— Work to be completed —
Reply with one number: the count of lines in the data that hold the string "title".

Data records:
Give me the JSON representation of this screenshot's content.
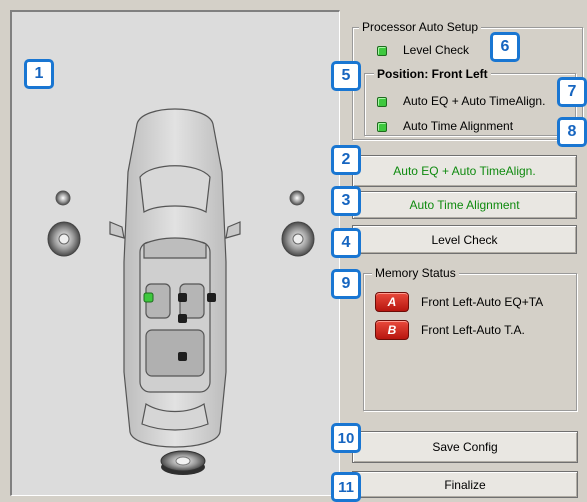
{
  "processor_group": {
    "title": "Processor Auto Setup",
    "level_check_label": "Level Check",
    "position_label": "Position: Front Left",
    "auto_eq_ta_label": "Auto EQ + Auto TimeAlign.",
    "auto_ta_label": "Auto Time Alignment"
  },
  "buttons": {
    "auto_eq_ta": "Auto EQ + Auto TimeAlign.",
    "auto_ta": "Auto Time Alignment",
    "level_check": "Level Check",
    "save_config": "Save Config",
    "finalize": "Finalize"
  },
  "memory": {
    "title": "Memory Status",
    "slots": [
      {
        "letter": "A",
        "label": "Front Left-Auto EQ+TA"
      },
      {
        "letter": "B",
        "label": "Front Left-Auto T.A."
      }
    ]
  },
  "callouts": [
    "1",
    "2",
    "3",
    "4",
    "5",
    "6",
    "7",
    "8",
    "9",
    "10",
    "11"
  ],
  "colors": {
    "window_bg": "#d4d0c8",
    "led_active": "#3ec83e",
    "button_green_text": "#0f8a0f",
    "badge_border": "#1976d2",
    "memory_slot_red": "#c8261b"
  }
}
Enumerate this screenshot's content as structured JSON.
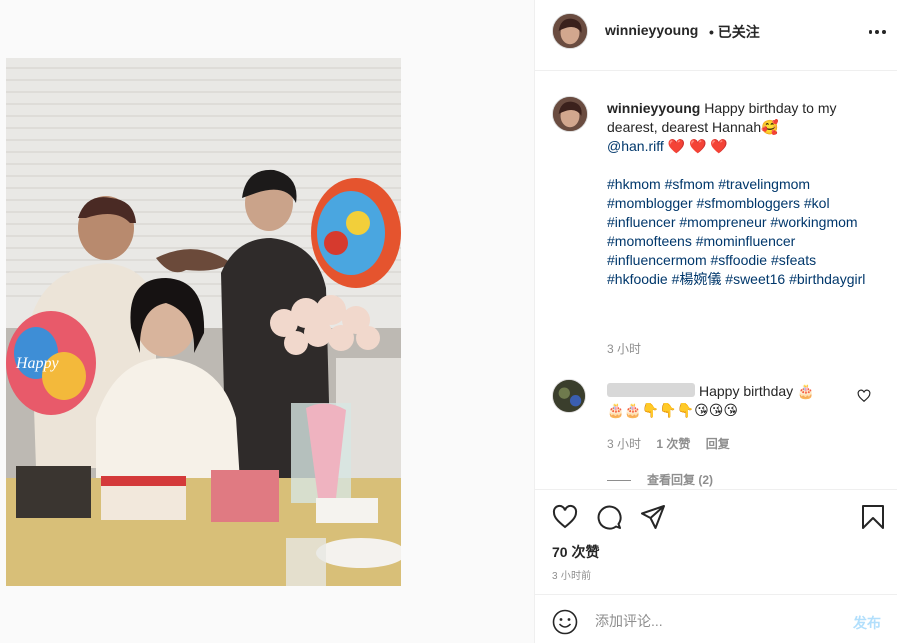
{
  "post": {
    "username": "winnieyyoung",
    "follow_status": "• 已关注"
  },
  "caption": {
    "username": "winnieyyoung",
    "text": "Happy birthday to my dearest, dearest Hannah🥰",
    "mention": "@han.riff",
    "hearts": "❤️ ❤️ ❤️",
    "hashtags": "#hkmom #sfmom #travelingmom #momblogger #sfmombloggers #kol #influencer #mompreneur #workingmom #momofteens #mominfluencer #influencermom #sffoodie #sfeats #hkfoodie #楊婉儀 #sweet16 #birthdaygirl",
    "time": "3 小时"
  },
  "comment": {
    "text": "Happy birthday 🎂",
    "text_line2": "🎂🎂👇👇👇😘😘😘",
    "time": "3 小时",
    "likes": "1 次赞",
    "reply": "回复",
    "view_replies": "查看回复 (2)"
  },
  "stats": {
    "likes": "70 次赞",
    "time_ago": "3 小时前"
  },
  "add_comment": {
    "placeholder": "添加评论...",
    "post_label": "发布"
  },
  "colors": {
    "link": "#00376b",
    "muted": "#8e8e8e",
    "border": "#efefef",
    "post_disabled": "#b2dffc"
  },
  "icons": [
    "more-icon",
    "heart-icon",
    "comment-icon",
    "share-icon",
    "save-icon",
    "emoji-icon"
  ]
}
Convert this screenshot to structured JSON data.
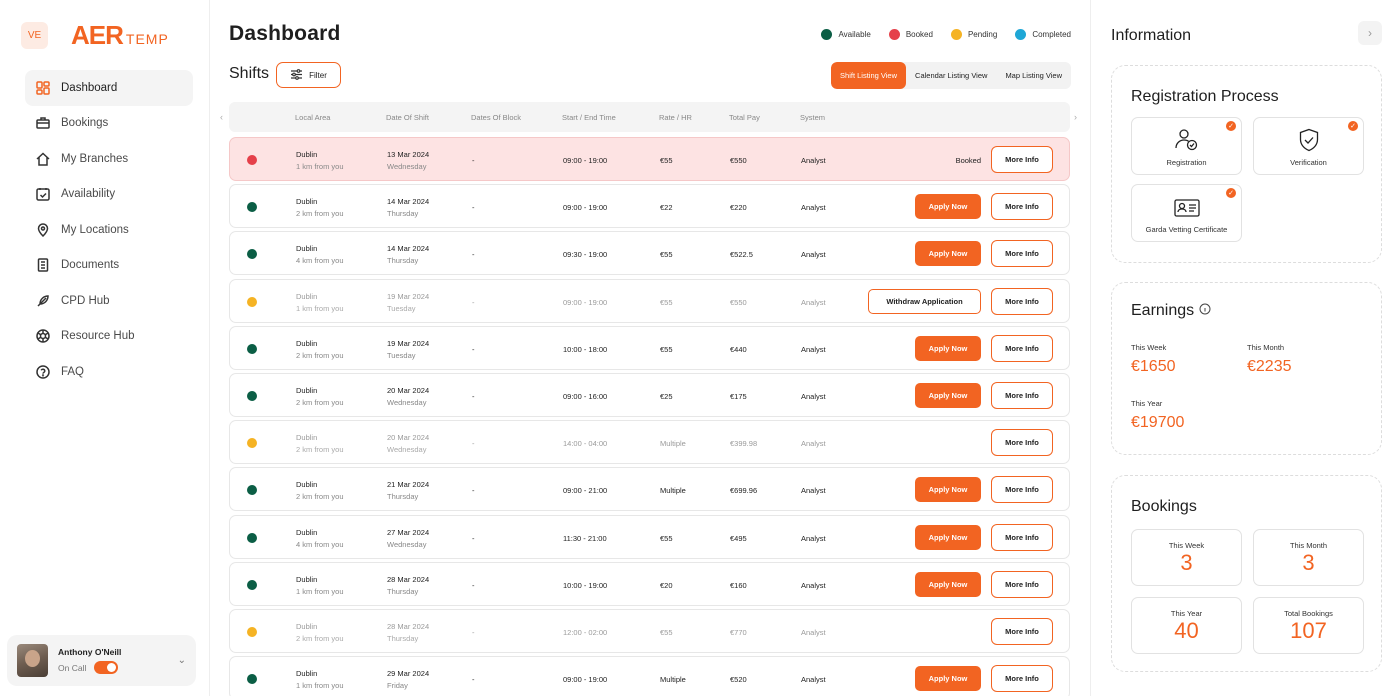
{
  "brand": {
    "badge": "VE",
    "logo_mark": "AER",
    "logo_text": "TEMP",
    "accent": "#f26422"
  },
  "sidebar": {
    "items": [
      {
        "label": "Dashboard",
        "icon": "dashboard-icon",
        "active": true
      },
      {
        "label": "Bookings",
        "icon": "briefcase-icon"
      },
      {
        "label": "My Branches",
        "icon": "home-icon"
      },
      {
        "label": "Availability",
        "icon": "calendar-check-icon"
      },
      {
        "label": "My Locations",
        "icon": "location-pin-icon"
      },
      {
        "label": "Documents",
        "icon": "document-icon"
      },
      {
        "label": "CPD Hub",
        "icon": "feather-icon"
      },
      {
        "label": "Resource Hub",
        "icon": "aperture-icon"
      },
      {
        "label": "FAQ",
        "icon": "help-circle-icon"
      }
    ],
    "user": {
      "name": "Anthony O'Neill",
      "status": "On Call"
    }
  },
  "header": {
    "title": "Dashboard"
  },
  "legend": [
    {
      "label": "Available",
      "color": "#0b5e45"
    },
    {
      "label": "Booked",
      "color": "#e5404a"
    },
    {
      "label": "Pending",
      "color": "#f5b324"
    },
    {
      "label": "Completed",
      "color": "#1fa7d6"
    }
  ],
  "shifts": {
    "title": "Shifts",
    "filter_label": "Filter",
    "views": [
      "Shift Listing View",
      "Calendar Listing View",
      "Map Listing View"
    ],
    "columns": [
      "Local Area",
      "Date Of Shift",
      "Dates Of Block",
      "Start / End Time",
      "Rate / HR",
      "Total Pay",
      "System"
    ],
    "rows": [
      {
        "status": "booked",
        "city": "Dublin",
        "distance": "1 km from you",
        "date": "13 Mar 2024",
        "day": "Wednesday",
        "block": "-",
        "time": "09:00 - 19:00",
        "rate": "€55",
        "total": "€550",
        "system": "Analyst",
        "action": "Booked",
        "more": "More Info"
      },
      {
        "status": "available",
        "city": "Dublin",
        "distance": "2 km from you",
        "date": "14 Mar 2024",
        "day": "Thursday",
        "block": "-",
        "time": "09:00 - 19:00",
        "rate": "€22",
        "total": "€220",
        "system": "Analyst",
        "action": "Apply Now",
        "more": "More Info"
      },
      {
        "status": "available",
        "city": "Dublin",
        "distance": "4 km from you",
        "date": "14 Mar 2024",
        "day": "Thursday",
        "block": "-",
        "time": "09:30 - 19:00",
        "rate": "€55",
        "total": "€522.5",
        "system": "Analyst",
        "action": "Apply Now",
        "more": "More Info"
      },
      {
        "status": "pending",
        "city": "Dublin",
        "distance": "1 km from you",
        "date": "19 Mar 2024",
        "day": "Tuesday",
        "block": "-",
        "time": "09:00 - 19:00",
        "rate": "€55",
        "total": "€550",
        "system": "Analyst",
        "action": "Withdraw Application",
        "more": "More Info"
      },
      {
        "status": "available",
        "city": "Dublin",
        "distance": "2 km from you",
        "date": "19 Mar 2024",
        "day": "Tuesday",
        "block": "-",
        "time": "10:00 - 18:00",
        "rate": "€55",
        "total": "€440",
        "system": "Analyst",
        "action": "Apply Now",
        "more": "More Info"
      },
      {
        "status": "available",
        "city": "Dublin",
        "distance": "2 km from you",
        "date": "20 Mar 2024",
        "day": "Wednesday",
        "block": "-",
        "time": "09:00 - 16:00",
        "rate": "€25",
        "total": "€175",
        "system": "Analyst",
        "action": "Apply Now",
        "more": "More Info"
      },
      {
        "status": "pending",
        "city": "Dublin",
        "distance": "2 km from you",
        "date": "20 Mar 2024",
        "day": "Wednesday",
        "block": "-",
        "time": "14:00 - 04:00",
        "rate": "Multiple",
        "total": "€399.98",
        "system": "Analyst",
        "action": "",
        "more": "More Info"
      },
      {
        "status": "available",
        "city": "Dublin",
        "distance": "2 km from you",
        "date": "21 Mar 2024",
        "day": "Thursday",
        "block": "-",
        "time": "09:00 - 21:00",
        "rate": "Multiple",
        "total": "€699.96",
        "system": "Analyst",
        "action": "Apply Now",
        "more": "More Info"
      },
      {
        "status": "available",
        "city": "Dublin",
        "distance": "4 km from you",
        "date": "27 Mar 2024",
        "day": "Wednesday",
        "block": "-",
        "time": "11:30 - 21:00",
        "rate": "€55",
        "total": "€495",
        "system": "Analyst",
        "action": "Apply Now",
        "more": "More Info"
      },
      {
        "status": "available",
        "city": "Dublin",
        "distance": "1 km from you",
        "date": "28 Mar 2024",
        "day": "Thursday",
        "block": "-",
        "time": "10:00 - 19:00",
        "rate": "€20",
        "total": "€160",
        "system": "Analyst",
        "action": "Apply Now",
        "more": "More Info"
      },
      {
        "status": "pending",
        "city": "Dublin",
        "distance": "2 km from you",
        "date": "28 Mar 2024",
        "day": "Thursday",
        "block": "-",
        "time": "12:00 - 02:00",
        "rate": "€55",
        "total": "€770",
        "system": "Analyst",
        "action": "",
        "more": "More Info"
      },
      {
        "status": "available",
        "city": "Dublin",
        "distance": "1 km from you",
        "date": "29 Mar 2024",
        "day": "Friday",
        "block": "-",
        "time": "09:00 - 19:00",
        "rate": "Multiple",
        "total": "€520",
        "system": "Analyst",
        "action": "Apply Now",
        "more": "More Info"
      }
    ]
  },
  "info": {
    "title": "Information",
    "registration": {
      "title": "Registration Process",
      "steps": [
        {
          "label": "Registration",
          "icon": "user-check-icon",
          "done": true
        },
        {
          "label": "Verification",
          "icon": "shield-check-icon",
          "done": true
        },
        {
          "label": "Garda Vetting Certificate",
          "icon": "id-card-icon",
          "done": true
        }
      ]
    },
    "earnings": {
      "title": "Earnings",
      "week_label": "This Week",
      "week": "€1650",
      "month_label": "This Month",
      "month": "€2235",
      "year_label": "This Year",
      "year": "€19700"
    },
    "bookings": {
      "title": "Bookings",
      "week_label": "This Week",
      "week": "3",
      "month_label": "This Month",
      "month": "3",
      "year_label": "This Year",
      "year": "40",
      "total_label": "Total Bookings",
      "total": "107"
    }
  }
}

— Solution —
8